* begin RECORD SET *

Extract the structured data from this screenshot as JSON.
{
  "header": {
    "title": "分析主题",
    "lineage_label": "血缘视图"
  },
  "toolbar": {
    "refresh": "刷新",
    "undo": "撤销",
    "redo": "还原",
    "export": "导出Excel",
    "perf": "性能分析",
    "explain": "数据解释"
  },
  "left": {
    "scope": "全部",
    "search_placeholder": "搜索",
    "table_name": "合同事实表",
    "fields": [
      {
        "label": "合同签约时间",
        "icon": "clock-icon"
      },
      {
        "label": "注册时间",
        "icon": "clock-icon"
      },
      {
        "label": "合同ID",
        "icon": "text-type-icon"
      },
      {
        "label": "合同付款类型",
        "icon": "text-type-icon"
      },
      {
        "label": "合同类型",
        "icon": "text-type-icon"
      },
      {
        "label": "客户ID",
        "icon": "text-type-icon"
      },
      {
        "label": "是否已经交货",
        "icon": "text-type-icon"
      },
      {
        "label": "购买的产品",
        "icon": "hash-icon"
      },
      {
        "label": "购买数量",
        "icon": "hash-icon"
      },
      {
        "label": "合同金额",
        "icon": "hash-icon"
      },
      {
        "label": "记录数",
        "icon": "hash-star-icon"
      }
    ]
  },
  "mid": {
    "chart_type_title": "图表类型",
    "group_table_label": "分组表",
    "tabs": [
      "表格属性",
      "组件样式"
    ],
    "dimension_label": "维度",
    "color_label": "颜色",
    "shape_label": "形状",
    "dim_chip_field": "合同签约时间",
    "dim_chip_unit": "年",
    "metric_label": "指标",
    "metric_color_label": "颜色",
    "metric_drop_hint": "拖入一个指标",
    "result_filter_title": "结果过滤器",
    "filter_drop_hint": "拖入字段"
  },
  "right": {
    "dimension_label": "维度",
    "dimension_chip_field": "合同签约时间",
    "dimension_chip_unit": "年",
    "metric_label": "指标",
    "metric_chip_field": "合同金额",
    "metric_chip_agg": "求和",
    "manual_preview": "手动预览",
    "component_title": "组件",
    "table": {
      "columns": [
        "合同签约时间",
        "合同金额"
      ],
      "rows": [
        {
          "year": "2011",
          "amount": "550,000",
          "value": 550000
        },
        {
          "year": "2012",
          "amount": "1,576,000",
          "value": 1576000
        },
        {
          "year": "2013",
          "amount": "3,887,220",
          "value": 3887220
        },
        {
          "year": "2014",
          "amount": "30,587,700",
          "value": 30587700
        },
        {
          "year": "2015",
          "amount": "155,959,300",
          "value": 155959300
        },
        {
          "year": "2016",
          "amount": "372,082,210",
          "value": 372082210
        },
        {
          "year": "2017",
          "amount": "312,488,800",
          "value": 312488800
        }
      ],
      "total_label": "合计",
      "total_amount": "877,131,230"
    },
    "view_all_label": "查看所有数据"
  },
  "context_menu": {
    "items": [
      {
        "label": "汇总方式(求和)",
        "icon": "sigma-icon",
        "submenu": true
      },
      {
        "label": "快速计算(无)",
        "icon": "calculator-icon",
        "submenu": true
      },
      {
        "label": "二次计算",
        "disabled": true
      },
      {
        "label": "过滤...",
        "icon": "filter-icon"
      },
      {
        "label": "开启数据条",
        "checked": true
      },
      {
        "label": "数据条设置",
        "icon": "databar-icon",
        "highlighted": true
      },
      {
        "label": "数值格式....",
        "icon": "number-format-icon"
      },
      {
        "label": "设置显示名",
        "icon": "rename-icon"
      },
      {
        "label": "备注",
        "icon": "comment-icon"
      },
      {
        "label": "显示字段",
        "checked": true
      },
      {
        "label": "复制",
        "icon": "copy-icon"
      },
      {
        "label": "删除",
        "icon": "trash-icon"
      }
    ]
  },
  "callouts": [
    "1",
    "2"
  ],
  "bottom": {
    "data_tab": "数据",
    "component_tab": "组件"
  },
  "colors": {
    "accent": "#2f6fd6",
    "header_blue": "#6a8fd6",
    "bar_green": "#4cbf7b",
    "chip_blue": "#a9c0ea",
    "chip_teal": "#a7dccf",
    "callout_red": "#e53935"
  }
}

* end RECORD SET *
* begin RECORD SET *

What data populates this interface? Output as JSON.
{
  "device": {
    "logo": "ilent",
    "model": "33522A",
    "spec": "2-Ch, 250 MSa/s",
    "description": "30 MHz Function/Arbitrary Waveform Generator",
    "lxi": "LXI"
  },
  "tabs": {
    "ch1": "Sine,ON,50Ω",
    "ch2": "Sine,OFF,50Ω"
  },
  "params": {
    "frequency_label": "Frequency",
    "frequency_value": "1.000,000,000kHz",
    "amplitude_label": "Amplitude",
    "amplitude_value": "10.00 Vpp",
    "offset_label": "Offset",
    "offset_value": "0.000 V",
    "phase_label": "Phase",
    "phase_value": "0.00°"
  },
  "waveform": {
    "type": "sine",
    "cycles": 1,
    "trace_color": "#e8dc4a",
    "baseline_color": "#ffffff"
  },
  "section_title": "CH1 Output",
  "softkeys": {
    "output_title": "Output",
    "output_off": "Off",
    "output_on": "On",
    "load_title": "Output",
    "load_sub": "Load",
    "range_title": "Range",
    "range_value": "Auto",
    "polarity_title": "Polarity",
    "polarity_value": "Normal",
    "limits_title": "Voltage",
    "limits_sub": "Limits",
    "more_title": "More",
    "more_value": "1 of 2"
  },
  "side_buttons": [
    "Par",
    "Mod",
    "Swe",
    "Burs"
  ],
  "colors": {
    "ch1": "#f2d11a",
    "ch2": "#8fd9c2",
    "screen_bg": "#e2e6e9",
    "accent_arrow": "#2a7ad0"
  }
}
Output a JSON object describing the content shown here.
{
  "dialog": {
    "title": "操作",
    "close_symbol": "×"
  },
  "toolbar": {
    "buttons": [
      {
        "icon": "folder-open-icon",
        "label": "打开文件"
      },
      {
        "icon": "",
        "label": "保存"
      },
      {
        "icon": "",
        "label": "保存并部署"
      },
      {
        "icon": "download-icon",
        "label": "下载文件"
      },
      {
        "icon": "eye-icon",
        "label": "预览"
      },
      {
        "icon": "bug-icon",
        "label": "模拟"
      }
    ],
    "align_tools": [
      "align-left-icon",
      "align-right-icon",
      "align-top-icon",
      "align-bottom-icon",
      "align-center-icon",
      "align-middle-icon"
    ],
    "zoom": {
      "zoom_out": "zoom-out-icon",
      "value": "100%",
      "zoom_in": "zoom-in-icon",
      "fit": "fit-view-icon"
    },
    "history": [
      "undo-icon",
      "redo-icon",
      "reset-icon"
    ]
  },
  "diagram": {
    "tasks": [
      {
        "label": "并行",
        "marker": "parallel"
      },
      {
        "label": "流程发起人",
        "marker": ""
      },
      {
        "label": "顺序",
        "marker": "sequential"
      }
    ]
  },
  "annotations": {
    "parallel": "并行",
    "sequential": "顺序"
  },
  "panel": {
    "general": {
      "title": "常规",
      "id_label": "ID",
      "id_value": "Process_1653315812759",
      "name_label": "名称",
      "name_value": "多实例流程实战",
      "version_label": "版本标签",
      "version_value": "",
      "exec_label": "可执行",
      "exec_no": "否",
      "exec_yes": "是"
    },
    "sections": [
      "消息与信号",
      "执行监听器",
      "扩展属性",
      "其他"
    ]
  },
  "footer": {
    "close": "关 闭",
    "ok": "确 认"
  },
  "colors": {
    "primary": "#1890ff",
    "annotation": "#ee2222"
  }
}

* end RECORD SET *

Search the data for the word "year" and copy each line where it appears.

• FINISHED TASK:
          "year": "2011",
          "year": "2012",
          "year": "2013",
          "year": "2014",
          "year": "2015",
          "year": "2016",
          "year": "2017",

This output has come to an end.